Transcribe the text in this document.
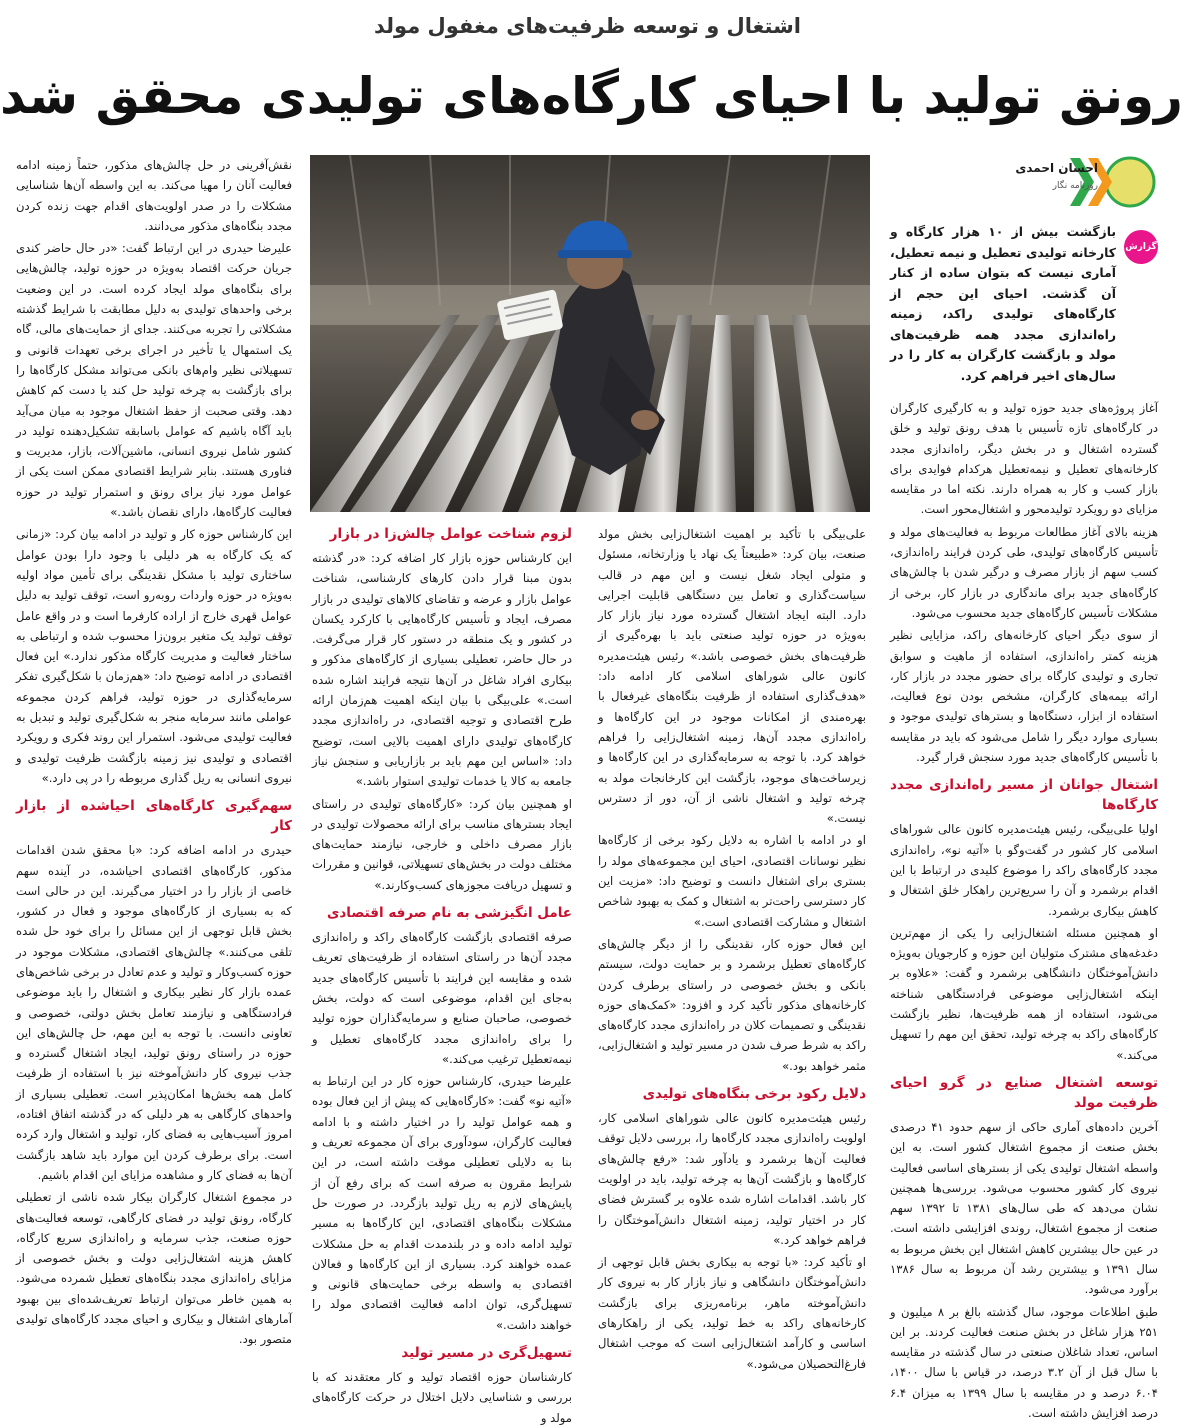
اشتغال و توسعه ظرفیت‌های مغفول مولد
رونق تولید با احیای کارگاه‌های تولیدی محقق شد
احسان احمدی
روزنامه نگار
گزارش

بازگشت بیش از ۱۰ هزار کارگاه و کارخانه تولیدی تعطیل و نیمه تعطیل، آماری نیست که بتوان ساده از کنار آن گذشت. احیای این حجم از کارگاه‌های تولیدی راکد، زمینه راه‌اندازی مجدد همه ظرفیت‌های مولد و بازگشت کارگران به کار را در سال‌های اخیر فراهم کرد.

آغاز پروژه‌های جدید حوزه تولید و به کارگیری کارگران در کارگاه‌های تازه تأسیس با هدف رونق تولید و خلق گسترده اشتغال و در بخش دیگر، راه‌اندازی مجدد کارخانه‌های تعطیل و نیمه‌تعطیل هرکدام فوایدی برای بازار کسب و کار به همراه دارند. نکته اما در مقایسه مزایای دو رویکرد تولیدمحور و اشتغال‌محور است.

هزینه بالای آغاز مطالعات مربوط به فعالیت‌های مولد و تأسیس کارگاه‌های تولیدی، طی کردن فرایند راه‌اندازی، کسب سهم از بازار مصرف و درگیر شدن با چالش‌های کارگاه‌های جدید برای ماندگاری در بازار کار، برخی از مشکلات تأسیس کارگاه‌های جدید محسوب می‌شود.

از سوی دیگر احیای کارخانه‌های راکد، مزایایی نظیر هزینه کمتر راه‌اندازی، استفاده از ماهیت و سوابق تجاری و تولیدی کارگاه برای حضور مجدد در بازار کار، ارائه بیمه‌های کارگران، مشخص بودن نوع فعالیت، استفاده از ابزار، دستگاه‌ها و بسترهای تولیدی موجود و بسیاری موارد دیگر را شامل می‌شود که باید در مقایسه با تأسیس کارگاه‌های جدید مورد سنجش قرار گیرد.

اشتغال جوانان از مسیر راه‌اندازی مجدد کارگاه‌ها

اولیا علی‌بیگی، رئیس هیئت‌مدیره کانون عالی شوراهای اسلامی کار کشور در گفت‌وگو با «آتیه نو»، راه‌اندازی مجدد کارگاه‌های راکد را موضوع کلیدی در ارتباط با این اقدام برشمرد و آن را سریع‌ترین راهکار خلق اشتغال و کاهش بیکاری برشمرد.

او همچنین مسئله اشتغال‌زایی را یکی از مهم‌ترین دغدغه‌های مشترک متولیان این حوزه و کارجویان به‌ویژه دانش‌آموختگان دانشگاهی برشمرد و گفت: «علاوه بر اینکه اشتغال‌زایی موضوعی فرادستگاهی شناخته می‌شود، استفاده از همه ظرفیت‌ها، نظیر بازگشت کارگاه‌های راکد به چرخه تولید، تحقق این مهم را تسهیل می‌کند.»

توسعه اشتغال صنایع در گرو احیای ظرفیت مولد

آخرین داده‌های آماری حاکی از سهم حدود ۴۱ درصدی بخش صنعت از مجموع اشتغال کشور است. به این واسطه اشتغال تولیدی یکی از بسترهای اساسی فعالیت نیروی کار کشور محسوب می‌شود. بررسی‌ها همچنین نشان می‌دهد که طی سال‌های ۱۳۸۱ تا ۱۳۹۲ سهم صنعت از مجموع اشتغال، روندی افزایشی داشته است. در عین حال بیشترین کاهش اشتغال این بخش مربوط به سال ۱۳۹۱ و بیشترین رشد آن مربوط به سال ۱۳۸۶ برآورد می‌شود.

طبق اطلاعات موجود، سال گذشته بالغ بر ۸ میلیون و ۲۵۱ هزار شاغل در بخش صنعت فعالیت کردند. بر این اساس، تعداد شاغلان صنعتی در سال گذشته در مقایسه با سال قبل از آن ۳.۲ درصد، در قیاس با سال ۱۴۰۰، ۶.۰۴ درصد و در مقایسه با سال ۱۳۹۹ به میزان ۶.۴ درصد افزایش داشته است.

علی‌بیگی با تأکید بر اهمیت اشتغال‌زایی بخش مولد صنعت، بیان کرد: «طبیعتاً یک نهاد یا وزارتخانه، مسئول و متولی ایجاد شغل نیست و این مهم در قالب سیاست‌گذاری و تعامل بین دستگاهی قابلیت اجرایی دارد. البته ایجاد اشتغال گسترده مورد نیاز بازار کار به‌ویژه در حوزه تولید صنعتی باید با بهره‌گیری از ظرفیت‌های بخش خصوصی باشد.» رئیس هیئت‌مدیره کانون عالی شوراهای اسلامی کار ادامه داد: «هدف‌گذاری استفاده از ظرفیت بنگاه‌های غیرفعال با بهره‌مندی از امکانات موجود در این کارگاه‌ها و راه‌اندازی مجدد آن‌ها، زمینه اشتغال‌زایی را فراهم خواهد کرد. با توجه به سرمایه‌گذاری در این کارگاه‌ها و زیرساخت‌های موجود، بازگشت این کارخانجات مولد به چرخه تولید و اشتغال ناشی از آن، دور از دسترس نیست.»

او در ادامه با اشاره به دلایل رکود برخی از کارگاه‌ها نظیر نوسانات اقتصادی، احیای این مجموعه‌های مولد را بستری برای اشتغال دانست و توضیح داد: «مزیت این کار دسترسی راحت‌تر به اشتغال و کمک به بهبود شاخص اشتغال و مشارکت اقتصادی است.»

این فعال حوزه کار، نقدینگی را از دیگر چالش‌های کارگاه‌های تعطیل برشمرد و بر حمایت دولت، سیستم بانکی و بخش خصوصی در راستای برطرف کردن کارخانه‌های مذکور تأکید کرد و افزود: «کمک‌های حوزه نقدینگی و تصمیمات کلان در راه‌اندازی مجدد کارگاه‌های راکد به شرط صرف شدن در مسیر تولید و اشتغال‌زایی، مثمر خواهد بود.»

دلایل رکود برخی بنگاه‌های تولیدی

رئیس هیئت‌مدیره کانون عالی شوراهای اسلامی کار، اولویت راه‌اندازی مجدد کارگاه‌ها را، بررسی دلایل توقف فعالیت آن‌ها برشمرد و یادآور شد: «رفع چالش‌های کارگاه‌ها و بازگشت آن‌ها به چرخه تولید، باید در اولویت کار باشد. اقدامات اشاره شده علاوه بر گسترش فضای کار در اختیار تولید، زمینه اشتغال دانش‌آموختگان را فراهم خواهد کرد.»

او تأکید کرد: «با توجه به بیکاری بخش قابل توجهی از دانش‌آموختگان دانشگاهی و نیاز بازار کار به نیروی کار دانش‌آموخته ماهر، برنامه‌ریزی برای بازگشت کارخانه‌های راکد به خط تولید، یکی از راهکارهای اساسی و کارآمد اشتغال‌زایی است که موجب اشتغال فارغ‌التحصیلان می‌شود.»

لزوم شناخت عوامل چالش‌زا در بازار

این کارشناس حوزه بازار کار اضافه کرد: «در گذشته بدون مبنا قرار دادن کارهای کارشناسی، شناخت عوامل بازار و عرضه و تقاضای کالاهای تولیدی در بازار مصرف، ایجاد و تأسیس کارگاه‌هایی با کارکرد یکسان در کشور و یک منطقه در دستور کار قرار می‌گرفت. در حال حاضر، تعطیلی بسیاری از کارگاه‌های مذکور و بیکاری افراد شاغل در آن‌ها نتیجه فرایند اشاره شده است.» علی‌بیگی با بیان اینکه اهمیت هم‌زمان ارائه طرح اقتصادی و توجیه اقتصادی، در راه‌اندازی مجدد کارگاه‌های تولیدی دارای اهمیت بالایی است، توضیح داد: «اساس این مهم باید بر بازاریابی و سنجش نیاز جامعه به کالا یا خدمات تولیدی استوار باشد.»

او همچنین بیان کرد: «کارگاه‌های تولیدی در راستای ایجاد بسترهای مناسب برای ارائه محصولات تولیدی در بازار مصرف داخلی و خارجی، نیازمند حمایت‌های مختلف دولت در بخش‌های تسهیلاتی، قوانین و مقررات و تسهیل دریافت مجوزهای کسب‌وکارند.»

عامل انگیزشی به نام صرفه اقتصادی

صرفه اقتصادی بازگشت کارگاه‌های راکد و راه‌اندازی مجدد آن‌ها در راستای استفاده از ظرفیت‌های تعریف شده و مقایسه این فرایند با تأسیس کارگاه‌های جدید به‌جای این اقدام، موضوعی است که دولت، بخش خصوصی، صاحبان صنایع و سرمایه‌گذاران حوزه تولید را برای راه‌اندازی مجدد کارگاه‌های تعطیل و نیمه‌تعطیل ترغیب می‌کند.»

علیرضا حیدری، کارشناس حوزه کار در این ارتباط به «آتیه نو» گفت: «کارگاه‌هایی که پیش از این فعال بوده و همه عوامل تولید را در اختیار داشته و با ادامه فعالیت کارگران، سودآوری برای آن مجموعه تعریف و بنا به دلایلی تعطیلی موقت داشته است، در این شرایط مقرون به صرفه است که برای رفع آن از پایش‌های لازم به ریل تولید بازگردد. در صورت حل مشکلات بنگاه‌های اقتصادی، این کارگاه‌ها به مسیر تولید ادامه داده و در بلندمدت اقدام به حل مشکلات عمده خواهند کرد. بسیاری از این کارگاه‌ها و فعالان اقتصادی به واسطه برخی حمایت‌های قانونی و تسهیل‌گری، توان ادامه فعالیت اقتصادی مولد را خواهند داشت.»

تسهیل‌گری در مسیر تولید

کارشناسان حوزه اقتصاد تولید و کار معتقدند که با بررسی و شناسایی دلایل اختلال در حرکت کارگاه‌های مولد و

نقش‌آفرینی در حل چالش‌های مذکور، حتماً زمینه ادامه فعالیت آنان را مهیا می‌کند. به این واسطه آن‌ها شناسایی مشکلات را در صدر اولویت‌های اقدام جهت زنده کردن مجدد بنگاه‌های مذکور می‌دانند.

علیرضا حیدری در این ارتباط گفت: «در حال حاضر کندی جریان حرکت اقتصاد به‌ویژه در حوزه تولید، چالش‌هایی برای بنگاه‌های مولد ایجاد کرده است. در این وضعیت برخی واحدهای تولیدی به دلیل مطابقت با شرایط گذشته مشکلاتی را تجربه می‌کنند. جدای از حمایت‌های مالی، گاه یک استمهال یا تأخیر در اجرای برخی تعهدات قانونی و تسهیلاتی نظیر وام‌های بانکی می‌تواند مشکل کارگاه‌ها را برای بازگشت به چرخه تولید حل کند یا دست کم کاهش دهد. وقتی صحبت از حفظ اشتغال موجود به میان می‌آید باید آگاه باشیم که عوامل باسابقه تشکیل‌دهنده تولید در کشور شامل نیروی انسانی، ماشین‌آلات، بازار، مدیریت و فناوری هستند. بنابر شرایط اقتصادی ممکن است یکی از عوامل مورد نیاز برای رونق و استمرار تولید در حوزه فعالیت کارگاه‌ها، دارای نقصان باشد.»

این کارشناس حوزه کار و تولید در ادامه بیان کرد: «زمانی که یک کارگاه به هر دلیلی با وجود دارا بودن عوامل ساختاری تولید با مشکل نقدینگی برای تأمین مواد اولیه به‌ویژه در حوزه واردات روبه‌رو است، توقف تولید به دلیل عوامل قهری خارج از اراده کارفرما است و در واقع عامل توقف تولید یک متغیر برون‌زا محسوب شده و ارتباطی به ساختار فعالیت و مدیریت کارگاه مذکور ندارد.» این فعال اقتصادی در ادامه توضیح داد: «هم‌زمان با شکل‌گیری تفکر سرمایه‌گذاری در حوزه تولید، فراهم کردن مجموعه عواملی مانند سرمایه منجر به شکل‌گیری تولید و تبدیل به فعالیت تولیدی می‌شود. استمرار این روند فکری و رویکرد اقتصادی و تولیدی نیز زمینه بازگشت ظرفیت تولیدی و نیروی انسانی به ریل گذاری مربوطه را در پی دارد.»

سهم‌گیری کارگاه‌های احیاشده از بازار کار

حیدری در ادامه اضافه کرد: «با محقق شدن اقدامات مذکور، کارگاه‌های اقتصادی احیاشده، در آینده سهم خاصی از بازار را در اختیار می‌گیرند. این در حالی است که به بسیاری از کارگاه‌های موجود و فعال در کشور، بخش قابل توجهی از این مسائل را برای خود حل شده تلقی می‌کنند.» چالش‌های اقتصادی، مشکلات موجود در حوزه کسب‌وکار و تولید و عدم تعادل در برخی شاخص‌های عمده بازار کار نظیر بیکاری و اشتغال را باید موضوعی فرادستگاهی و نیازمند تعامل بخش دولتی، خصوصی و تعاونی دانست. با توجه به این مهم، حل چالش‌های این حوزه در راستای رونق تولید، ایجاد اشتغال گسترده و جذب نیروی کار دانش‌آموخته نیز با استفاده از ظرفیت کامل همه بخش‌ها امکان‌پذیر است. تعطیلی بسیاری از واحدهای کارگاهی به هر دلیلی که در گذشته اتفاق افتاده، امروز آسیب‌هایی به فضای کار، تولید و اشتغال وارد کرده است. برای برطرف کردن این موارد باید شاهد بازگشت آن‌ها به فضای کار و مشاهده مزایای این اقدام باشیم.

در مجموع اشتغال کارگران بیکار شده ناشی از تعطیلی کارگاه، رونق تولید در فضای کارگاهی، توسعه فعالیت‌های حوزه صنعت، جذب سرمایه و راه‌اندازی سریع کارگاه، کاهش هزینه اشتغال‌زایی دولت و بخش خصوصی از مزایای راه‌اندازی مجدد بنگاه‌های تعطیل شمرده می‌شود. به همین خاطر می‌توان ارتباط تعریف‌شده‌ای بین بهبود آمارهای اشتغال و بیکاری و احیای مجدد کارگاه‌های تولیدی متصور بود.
━━━━━━
> **Given task**
Give the number of lines containing the word "سنجش". No other answer is needed.

> **Output**
2